Problem to solve -> Quote all of the data exactly as given. Skip every picture it contains.

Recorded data
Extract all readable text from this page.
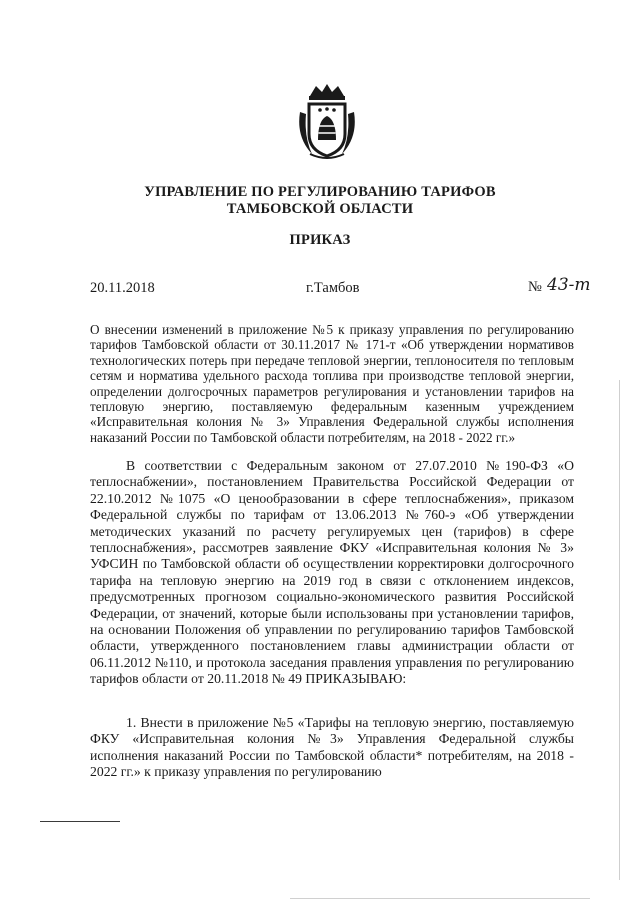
УПРАВЛЕНИЕ ПО РЕГУЛИРОВАНИЮ ТАРИФОВ
ТАМБОВСКОЙ ОБЛАСТИ
ПРИКАЗ
20.11.2018	г.Тамбов	№ 43-т
О внесении изменений в приложение №5 к приказу управления по регулированию тарифов Тамбовской области от 30.11.2017 № 171-т «Об утверждении нормативов технологических потерь при передаче тепловой энергии, теплоносителя по тепловым сетям и норматива удельного расхода топлива при производстве тепловой энергии, определении долгосрочных параметров регулирования и установлении тарифов на тепловую энергию, поставляемую федеральным казенным учреждением «Исправительная колония № 3» Управления Федеральной службы исполнения наказаний России по Тамбовской области потребителям, на 2018 - 2022 гг.»
В соответствии с Федеральным законом от 27.07.2010 №190-ФЗ «О теплоснабжении», постановлением Правительства Российской Федерации от 22.10.2012 №1075 «О ценообразовании в сфере теплоснабжения», приказом Федеральной службы по тарифам от 13.06.2013 №760-э «Об утверждении методических указаний по расчету регулируемых цен (тарифов) в сфере теплоснабжения», рассмотрев заявление ФКУ «Исправительная колония № 3» УФСИН по Тамбовской области об осуществлении корректировки долгосрочного тарифа на тепловую энергию на 2019 год в связи с отклонением индексов, предусмотренных прогнозом социально-экономического развития Российской Федерации, от значений, которые были использованы при установлении тарифов, на основании Положения об управлении по регулированию тарифов Тамбовской области, утвержденного постановлением главы администрации области от 06.11.2012 №110, и протокола заседания правления управления по регулированию тарифов области от 20.11.2018 № 49 ПРИКАЗЫВАЮ:
1. Внести в приложение №5 «Тарифы на тепловую энергию, поставляемую ФКУ «Исправительная колония №3» Управления Федеральной службы исполнения наказаний России по Тамбовской области* потребителям, на 2018 - 2022 гг.» к приказу управления по регулированию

Task output ->
Extract all readable text from this page.
УПРАВЛЕНИЕ ПО РЕГУЛИРОВАНИЮ ТАРИФОВ
ТАМБОВСКОЙ ОБЛАСТИ
ПРИКАЗ
20.11.2018	г.Тамбов	№ 43-т
О внесении изменений в приложение №5 к приказу управления по регулированию тарифов Тамбовской области от 30.11.2017 № 171-т «Об утверждении нормативов технологических потерь при передаче тепловой энергии, теплоносителя по тепловым сетям и норматива удельного расхода топлива при производстве тепловой энергии, определении долгосрочных параметров регулирования и установлении тарифов на тепловую энергию, поставляемую федеральным казенным учреждением «Исправительная колония № 3» Управления Федеральной службы исполнения наказаний России по Тамбовской области потребителям, на 2018 - 2022 гг.»
В соответствии с Федеральным законом от 27.07.2010 №190-ФЗ «О теплоснабжении», постановлением Правительства Российской Федерации от 22.10.2012 №1075 «О ценообразовании в сфере теплоснабжения», приказом Федеральной службы по тарифам от 13.06.2013 №760-э «Об утверждении методических указаний по расчету регулируемых цен (тарифов) в сфере теплоснабжения», рассмотрев заявление ФКУ «Исправительная колония № 3» УФСИН по Тамбовской области об осуществлении корректировки долгосрочного тарифа на тепловую энергию на 2019 год в связи с отклонением индексов, предусмотренных прогнозом социально-экономического развития Российской Федерации, от значений, которые были использованы при установлении тарифов, на основании Положения об управлении по регулированию тарифов Тамбовской области, утвержденного постановлением главы администрации области от 06.11.2012 №110, и протокола заседания правления управления по регулированию тарифов области от 20.11.2018 № 49 ПРИКАЗЫВАЮ:
1. Внести в приложение №5 «Тарифы на тепловую энергию, поставляемую ФКУ «Исправительная колония №3» Управления Федеральной службы исполнения наказаний России по Тамбовской области* потребителям, на 2018 - 2022 гг.» к приказу управления по регулированию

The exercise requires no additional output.